EXERCISE GOAL: Find and copy lines holding "style".

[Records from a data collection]
[start]

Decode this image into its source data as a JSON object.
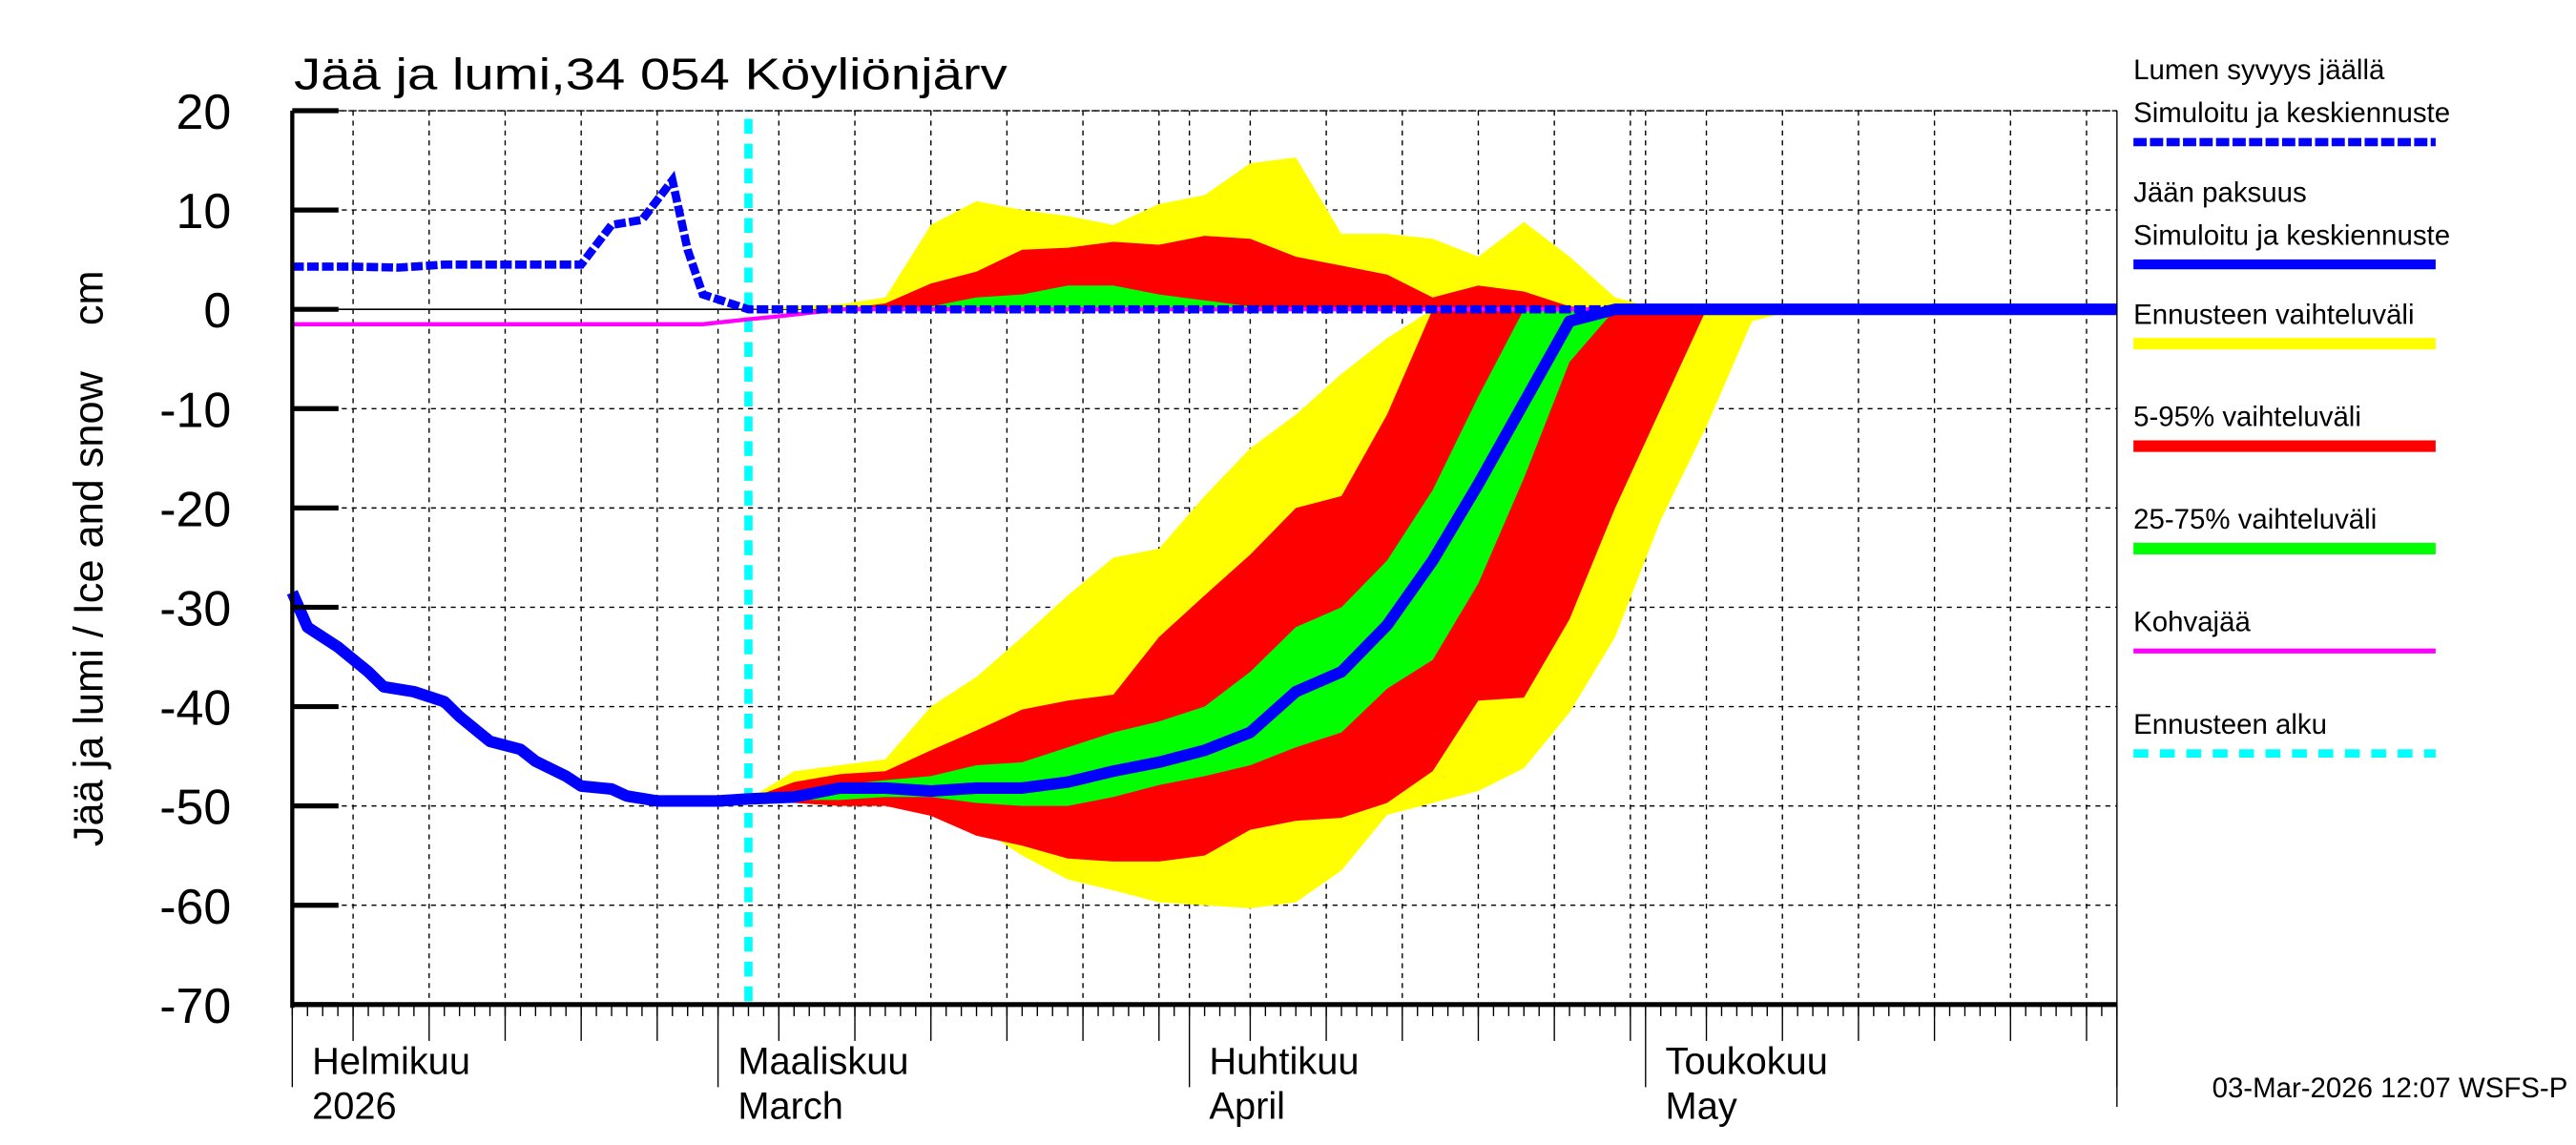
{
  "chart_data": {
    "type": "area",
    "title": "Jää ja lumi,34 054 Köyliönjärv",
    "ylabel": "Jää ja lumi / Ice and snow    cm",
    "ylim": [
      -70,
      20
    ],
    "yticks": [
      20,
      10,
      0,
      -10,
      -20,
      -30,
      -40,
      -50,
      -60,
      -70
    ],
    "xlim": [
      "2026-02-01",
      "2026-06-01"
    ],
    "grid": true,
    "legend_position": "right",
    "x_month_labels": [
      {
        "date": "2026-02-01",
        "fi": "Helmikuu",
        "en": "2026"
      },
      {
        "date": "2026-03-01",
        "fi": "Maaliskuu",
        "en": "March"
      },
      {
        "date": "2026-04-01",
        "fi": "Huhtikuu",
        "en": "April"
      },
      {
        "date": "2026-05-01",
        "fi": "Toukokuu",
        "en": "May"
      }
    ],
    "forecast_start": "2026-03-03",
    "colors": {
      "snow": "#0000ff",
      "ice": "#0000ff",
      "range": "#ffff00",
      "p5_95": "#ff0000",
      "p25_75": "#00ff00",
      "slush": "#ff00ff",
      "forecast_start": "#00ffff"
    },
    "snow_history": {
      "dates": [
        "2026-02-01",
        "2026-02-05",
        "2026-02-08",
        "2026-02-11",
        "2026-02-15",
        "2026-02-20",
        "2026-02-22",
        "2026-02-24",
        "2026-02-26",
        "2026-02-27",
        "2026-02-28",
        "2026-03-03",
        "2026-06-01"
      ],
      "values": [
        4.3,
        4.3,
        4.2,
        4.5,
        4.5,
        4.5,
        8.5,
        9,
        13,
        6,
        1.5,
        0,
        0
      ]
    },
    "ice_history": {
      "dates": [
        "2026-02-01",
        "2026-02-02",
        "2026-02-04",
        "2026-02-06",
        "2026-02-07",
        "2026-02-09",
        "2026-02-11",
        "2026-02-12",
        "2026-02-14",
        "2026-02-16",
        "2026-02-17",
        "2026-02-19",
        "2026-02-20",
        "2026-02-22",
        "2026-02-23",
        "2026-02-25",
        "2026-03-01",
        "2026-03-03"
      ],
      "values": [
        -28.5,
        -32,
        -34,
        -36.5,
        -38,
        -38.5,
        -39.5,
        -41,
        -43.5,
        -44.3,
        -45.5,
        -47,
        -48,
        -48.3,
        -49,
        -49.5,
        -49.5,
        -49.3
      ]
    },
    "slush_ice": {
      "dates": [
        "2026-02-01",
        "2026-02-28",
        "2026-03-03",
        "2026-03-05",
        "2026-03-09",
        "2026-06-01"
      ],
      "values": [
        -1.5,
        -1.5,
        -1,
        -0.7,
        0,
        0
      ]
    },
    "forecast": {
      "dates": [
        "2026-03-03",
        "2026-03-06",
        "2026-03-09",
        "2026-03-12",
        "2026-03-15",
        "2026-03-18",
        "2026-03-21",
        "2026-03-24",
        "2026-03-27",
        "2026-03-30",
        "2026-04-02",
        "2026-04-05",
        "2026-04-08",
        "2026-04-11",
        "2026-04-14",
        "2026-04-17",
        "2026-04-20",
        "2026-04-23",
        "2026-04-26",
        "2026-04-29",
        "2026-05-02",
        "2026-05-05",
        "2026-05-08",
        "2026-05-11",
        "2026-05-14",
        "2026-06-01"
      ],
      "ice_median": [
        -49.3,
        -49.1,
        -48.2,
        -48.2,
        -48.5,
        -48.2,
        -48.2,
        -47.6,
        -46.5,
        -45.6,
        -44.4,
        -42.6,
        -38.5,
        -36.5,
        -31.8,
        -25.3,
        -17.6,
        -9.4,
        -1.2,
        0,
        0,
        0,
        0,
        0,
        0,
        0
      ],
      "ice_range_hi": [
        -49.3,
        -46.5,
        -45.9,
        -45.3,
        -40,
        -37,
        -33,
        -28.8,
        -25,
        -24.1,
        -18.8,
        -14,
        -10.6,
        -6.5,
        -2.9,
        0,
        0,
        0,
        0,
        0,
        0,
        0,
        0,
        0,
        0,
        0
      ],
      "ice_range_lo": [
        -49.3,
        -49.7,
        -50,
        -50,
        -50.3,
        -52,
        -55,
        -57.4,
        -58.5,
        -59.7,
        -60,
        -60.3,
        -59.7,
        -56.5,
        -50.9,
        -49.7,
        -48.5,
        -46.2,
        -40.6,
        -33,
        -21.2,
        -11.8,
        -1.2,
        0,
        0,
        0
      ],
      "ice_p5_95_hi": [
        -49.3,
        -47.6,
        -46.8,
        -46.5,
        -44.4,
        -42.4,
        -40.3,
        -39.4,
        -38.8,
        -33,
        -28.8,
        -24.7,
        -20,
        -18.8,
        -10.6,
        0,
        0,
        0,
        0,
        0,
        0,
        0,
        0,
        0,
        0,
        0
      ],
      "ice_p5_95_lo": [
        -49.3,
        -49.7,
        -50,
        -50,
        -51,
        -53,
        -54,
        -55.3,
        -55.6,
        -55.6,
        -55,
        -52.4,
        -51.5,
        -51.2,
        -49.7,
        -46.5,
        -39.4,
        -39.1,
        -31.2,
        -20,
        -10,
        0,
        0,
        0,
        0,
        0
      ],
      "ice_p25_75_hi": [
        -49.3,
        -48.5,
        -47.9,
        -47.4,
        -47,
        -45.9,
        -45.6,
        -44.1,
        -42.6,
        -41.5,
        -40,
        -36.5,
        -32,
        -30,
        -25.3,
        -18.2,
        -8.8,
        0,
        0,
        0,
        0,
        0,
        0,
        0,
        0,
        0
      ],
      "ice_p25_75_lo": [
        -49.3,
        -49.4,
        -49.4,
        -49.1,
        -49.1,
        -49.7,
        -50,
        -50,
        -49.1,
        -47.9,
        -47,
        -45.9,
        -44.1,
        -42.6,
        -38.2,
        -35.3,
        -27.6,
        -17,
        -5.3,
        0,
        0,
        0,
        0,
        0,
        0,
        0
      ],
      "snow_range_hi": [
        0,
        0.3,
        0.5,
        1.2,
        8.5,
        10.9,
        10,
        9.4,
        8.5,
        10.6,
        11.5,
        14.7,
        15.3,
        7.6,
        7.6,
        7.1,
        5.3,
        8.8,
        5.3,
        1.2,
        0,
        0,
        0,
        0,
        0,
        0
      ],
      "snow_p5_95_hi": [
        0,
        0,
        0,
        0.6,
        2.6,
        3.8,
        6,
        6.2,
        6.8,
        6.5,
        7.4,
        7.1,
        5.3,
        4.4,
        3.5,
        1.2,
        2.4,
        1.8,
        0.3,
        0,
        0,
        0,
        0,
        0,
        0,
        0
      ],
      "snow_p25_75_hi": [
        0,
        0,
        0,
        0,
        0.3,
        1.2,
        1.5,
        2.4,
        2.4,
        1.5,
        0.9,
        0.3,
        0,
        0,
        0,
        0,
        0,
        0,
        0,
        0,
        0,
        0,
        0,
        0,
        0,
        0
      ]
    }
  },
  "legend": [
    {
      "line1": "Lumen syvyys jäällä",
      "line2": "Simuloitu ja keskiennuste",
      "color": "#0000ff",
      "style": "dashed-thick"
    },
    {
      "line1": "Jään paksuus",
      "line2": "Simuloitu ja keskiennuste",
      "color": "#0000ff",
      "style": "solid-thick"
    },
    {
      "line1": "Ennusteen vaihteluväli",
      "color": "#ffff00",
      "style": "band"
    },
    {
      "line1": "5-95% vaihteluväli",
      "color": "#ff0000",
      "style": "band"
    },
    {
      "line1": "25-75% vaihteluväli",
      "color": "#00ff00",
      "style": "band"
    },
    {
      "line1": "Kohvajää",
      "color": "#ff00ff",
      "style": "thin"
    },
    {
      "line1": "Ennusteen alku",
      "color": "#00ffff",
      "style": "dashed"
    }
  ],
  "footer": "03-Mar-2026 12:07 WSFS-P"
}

[end]

REPLY TO THE EXERCISE:
      "style": "dashed-thick"
      "style": "solid-thick"
      "style": "band"
      "style": "band"
      "style": "band"
      "style": "thin"
      "style": "dashed"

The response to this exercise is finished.